# [PAGE]
The Patroni database monitor usually relies on the kubernetes service to communicate with the Kubernetes API. The following parameter causes Patroni to resolve the list of API nodes behind the service and connect directly to them reducing the chance of timeout or failure when performing API calls.

  1. (ncn-mw#) Update the postgres-nodes-pod-env ConfigMap.

    kubectl -n services patch cm postgres-nodes-pod-env -p '{"data":{"PATRONI_KUBERNETES_BYPASS_API_SERVICE":"true"}}'
    

This workaround will cause the cray-postgres-operator to perform a rolling restart of all the PostgreSQL clusters to apply the parameter.

Restart affected services

If the workaround was not previously applied then it will be necessary to restart affected services in order to force them to connect to the correct instance of the database.

Spire

  1. (ncn-mw#) Restart the Postgres connection pool.

    • If the spire-server has the errors, restart the spire-postgres-pooler deployment.

      kubectl -n spire rollout restart deployment spire-postgres-pooler
      
    • If the cray-spire-server has the errors, restart the cray-spire-postgres-pooler deployment.

      kubectl -n spire rollout restart deployment cray-spire-postgres-pooler
      
  2. (ncn-mw#) Wait for the service to restart and check the logs to ensure that there are no more errors.

Other services

If other services are exhibiting this problem restart their database cluster.

The below example uses the cray-sls-postgres database cluster, refer to the output of kubectl get postgresql -A for all possible database clusters.

  1. (ncn-mw#) Restart the impacted Postgres database StatefulSet.

    kubectl -n services rollout restart statefulset cray-sls-postgres
    
  2. (ncn-mw#) Wait for the cluster to restart and check the logs to ensure that there are no more errors.

# [COMPLETE THE FOLLOWING]
1. Repeat the Patroni workaround page word for word between "If other services" and "possible database clusters.", inclusive.
2. Summarize the Patroni workaround page in two sentences.
The listing after this point was drawn from a separate source.

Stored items

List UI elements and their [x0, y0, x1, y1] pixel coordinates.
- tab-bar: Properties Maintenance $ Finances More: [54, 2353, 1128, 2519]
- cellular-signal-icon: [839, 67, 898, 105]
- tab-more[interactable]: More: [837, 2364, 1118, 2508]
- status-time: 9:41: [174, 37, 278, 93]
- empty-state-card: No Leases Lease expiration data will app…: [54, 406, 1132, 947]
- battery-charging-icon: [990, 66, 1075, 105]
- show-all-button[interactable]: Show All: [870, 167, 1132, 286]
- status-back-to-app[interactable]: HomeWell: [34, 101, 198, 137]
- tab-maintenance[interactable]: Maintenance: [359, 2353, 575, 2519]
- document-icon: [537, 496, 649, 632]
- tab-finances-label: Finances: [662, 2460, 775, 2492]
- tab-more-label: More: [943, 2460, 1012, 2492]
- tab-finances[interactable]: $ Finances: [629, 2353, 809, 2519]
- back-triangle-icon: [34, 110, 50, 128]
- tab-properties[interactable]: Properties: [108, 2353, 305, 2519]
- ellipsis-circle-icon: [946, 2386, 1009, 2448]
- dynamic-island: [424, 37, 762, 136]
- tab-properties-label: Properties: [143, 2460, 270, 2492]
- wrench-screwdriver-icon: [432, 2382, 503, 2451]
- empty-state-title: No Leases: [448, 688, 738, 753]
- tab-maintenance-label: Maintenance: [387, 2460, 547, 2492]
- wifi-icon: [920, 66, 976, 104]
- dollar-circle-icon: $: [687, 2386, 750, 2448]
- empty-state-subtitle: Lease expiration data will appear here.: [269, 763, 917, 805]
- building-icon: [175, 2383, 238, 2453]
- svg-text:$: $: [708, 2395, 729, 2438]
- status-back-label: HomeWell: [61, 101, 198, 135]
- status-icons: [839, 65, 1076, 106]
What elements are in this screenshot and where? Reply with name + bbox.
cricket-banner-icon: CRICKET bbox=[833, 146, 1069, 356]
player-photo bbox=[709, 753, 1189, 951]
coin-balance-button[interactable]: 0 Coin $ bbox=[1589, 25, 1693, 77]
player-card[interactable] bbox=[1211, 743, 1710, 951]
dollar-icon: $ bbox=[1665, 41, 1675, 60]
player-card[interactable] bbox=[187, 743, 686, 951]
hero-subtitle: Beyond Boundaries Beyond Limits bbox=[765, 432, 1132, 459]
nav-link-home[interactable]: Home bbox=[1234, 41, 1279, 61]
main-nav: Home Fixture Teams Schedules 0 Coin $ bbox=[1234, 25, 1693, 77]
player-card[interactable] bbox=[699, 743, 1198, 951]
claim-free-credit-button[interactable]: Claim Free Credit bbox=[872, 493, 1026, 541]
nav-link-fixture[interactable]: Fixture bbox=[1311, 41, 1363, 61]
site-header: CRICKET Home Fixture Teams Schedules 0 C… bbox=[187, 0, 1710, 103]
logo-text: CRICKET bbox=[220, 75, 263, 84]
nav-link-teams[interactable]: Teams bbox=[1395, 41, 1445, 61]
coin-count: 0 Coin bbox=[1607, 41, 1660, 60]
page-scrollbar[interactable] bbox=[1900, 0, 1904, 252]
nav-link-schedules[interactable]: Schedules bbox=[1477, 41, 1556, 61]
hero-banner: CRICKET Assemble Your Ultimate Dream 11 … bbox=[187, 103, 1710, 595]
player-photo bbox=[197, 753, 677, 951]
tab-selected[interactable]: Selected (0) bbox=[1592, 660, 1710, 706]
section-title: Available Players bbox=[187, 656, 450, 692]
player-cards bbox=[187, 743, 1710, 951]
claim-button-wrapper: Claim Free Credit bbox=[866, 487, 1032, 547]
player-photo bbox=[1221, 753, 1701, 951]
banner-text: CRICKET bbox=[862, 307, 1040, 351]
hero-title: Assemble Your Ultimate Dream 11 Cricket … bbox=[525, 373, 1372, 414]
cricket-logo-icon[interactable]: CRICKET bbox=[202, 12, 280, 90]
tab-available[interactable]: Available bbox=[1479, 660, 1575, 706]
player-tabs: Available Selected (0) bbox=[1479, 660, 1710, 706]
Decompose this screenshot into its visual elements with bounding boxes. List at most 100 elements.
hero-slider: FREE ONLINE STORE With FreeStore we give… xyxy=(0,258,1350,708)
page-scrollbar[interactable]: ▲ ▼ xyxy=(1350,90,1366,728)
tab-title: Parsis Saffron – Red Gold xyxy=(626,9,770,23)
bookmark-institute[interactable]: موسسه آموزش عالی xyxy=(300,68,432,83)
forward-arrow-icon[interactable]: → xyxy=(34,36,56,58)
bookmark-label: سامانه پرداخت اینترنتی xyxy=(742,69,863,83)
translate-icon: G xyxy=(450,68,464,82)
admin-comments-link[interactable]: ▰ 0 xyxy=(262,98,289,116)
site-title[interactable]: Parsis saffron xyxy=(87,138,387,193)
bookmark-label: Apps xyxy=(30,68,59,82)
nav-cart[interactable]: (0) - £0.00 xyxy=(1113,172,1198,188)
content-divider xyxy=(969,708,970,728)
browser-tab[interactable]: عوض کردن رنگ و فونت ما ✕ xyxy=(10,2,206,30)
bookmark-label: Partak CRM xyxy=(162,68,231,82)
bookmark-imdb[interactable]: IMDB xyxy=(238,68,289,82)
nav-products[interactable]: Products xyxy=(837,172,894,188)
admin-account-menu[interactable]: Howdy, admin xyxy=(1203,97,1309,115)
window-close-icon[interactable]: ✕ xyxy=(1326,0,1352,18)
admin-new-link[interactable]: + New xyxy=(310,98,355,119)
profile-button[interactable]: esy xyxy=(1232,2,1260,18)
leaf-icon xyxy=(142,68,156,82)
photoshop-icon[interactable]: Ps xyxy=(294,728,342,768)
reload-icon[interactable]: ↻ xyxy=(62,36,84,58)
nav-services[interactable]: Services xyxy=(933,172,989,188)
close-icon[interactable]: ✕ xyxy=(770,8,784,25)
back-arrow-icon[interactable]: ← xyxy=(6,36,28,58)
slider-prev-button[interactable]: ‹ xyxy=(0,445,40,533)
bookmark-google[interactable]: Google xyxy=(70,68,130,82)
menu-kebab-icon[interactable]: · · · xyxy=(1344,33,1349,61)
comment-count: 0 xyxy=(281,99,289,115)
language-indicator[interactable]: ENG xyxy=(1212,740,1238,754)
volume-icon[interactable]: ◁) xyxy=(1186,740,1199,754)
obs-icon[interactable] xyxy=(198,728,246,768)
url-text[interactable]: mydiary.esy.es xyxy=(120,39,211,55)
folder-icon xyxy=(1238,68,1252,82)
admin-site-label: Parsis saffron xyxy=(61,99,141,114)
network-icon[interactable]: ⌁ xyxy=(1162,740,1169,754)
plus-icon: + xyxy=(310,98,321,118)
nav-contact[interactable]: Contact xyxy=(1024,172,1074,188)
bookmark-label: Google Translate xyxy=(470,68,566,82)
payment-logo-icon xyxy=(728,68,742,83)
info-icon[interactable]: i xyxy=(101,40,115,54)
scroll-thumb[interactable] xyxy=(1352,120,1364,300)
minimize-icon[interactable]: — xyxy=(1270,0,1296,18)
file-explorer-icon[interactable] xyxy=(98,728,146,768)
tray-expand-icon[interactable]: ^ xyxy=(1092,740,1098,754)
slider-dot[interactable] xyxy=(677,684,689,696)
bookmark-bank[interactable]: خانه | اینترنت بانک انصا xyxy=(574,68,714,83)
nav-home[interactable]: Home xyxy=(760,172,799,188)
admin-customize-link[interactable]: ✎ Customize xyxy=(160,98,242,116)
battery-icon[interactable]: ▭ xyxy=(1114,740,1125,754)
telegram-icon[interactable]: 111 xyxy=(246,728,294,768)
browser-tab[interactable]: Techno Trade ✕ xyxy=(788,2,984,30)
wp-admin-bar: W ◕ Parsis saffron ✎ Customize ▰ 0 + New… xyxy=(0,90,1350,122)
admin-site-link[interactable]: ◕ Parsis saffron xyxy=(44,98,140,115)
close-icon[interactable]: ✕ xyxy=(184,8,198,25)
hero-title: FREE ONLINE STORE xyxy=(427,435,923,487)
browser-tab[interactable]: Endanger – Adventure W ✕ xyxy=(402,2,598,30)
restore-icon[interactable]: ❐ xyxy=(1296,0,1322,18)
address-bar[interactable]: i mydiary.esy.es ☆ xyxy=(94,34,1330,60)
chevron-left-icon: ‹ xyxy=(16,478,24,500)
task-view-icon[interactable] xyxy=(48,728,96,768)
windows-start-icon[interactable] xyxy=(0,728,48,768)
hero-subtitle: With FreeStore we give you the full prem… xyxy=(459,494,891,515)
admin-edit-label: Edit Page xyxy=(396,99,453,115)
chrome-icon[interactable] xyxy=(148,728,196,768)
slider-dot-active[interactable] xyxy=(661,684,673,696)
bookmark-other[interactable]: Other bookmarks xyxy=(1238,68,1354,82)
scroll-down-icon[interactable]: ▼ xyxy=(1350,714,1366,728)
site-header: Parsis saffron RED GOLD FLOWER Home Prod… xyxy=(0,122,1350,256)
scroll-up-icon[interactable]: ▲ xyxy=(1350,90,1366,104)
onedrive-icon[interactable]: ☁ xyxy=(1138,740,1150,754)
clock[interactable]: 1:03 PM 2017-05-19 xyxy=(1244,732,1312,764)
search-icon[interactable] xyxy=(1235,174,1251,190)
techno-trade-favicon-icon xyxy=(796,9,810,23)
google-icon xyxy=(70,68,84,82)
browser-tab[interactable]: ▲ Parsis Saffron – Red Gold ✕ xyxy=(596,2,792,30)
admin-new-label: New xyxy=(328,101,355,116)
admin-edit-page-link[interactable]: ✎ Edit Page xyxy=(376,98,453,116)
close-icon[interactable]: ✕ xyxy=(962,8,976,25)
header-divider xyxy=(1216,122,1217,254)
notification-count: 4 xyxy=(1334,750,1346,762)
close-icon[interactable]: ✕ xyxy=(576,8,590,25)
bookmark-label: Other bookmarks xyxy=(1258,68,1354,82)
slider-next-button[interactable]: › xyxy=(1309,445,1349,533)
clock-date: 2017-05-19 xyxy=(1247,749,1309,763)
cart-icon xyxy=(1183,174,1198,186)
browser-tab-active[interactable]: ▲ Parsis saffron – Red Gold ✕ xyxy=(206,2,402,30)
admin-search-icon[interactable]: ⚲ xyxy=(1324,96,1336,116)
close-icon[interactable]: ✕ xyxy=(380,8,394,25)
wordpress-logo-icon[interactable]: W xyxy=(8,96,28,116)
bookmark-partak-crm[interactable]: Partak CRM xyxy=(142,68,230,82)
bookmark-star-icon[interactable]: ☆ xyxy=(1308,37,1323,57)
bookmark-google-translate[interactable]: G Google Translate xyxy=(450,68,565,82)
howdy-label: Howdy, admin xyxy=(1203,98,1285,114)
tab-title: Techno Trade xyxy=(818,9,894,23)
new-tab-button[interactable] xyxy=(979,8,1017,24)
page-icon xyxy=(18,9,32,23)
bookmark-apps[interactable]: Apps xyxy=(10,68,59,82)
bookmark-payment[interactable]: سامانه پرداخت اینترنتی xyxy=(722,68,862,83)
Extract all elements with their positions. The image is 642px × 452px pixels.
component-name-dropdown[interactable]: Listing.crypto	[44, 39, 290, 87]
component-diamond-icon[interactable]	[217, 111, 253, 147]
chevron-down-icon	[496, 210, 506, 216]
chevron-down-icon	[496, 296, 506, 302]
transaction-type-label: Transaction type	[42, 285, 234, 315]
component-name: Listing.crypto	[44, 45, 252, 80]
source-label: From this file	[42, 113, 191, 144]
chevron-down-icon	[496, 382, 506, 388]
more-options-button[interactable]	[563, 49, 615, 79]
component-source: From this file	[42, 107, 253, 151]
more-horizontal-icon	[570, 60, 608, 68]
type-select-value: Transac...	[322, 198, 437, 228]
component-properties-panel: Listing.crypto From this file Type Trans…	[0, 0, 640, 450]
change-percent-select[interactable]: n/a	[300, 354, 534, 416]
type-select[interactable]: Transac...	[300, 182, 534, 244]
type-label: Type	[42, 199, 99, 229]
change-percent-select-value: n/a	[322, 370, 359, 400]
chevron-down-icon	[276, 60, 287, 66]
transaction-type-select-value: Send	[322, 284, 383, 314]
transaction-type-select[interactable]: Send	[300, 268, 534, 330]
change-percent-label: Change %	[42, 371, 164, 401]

# [ANSWERS FOR THE TASKS]
1.
If other services are exhibiting this problem restart their database cluster.

The below example uses the cray-sls-postgres database cluster, refer to the output of kubectl get postgresql -A for all possible database clusters.

2. Setting PATRONI_KUBERNETES_BYPASS_API_SERVICE to true in the postgres-nodes-pod-env ConfigMap makes Patroni connect directly to the Kubernetes API nodes instead of going through the kubernetes service, and the cray-postgres-operator then performs a rolling restart of all PostgreSQL clusters. If the workaround was not applied earlier, affected services must be restarted: for Spire, the spire-postgres-pooler or cray-spire-postgres-pooler deployment, and for other services, the database cluster's StatefulSet, after which the logs are checked for further errors.